[Excerpts from a figure dataset]
|---|
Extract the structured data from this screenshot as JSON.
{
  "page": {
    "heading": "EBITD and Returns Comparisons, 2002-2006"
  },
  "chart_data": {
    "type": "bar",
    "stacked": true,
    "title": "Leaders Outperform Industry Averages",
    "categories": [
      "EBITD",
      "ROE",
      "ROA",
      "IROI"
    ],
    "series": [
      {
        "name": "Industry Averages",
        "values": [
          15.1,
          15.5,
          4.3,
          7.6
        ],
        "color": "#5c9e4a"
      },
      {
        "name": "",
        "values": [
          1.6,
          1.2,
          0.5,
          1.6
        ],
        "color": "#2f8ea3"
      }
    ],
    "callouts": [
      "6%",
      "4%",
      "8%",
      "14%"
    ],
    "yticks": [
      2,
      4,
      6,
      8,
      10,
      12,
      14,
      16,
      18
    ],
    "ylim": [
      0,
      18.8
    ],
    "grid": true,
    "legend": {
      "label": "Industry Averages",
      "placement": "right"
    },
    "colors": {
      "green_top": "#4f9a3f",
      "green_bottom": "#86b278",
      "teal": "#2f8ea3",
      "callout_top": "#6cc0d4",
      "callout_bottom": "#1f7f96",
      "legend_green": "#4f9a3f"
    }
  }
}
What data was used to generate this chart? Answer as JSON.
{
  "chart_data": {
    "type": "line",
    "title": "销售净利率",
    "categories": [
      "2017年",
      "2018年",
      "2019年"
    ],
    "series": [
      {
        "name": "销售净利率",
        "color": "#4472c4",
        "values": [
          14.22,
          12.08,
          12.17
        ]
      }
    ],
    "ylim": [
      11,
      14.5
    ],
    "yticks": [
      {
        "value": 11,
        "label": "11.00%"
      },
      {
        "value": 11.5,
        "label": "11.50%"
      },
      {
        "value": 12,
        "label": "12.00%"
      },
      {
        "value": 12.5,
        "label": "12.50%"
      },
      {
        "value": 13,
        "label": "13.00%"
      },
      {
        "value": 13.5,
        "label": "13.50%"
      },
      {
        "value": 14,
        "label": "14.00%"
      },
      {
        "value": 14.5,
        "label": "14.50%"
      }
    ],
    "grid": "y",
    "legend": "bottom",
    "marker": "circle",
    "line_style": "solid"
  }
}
|---|
WHAT TO DO => Scan the material line by line and report each one that contains "name".

ANSWER TO THIS TASK =>
        "name": "Industry Averages",
        "name": "",
        "name": "销售净利率",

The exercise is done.